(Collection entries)
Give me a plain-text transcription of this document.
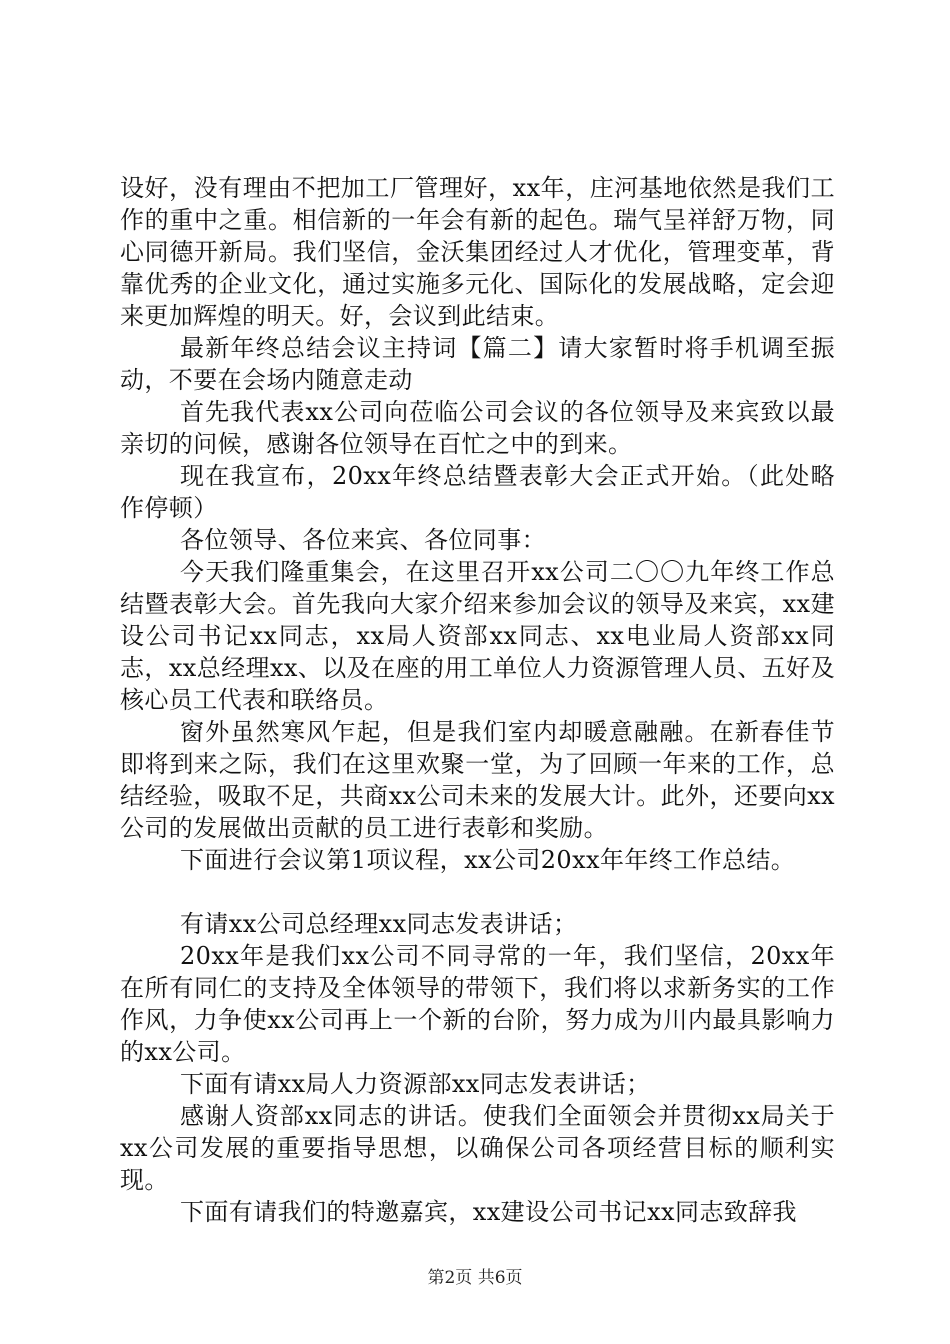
设好，没有理由不把加工厂管理好，xx年，庄河基地依然是我们工作的重中之重。相信新的一年会有新的起色。瑞气呈祥舒万物，同心同德开新局。我们坚信，金沃集团经过人才优化，管理变革，背靠优秀的企业文化，通过实施多元化、国际化的发展战略，定会迎来更加辉煌的明天。好，会议到此结束。

最新年终总结会议主持词【篇二】请大家暂时将手机调至振动，不要在会场内随意走动

首先我代表xx公司向莅临公司会议的各位领导及来宾致以最亲切的问候，感谢各位领导在百忙之中的到来。

现在我宣布，20xx年终总结暨表彰大会正式开始。（此处略作停顿）

各位领导、各位来宾、各位同事：

今天我们隆重集会，在这里召开xx公司二〇〇九年终工作总结暨表彰大会。首先我向大家介绍来参加会议的领导及来宾，xx建设公司书记xx同志，xx局人资部xx同志、xx电业局人资部xx同志，xx总经理xx、以及在座的用工单位人力资源管理人员、五好及核心员工代表和联络员。

窗外虽然寒风乍起，但是我们室内却暖意融融。在新春佳节即将到来之际，我们在这里欢聚一堂，为了回顾一年来的工作，总结经验，吸取不足，共商xx公司未来的发展大计。此外，还要向xx公司的发展做出贡献的员工进行表彰和奖励。

下面进行会议第1项议程，xx公司20xx年年终工作总结。

有请xx公司总经理xx同志发表讲话；

20xx年是我们xx公司不同寻常的一年，我们坚信，20xx年在所有同仁的支持及全体领导的带领下，我们将以求新务实的工作作风，力争使xx公司再上一个新的台阶，努力成为川内最具影响力的xx公司。

下面有请xx局人力资源部xx同志发表讲话；

感谢人资部xx同志的讲话。使我们全面领会并贯彻xx局关于xx公司发展的重要指导思想，以确保公司各项经营目标的顺利实现。

下面有请我们的特邀嘉宾，xx建设公司书记xx同志致辞我

第2页 共6页
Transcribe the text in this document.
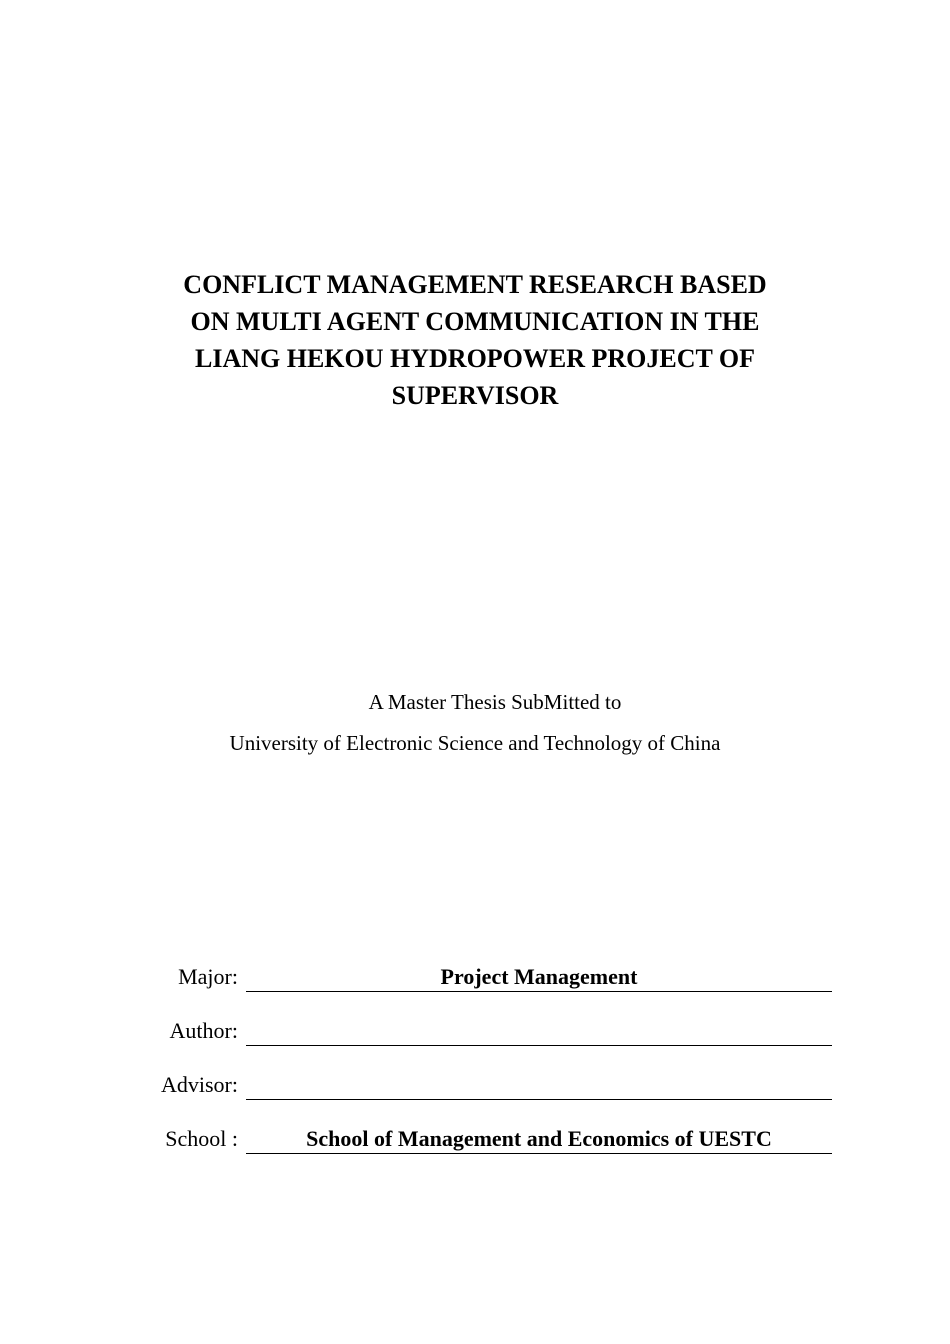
CONFLICT MANAGEMENT RESEARCH BASED
ON MULTI AGENT COMMUNICATION IN THE
LIANG HEKOU HYDROPOWER PROJECT OF
SUPERVISOR
A Master Thesis SubMitted to
University of Electronic Science and Technology of China
Major:	Project Management
Author:
Advisor:
School :	School of Management and Economics of UESTC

(Given problem)
Without including any picture, retype the entries exactly.

(Final result)
Give me a plain-text transcription of this document.
设好，没有理由不把加工厂管理好，xx年，庄河基地依然是我们工作的重中之重。相信新的一年会有新的起色。瑞气呈祥舒万物，同心同德开新局。我们坚信，金沃集团经过人才优化，管理变革，背靠优秀的企业文化，通过实施多元化、国际化的发展战略，定会迎来更加辉煌的明天。好，会议到此结束。

最新年终总结会议主持词【篇二】请大家暂时将手机调至振动，不要在会场内随意走动

首先我代表xx公司向莅临公司会议的各位领导及来宾致以最亲切的问候，感谢各位领导在百忙之中的到来。

现在我宣布，20xx年终总结暨表彰大会正式开始。（此处略作停顿）

各位领导、各位来宾、各位同事：

今天我们隆重集会，在这里召开xx公司二〇〇九年终工作总结暨表彰大会。首先我向大家介绍来参加会议的领导及来宾，xx建设公司书记xx同志，xx局人资部xx同志、xx电业局人资部xx同志，xx总经理xx、以及在座的用工单位人力资源管理人员、五好及核心员工代表和联络员。

窗外虽然寒风乍起，但是我们室内却暖意融融。在新春佳节即将到来之际，我们在这里欢聚一堂，为了回顾一年来的工作，总结经验，吸取不足，共商xx公司未来的发展大计。此外，还要向xx公司的发展做出贡献的员工进行表彰和奖励。

下面进行会议第1项议程，xx公司20xx年年终工作总结。

有请xx公司总经理xx同志发表讲话；

20xx年是我们xx公司不同寻常的一年，我们坚信，20xx年在所有同仁的支持及全体领导的带领下，我们将以求新务实的工作作风，力争使xx公司再上一个新的台阶，努力成为川内最具影响力的xx公司。

下面有请xx局人力资源部xx同志发表讲话；

感谢人资部xx同志的讲话。使我们全面领会并贯彻xx局关于xx公司发展的重要指导思想，以确保公司各项经营目标的顺利实现。

下面有请我们的特邀嘉宾，xx建设公司书记xx同志致辞我

第2页 共6页
Transcribe the text in this document.
CONFLICT MANAGEMENT RESEARCH BASED
ON MULTI AGENT COMMUNICATION IN THE
LIANG HEKOU HYDROPOWER PROJECT OF
SUPERVISOR
A Master Thesis SubMitted to
University of Electronic Science and Technology of China
Major:	Project Management
Author:
Advisor:
School :	School of Management and Economics of UESTC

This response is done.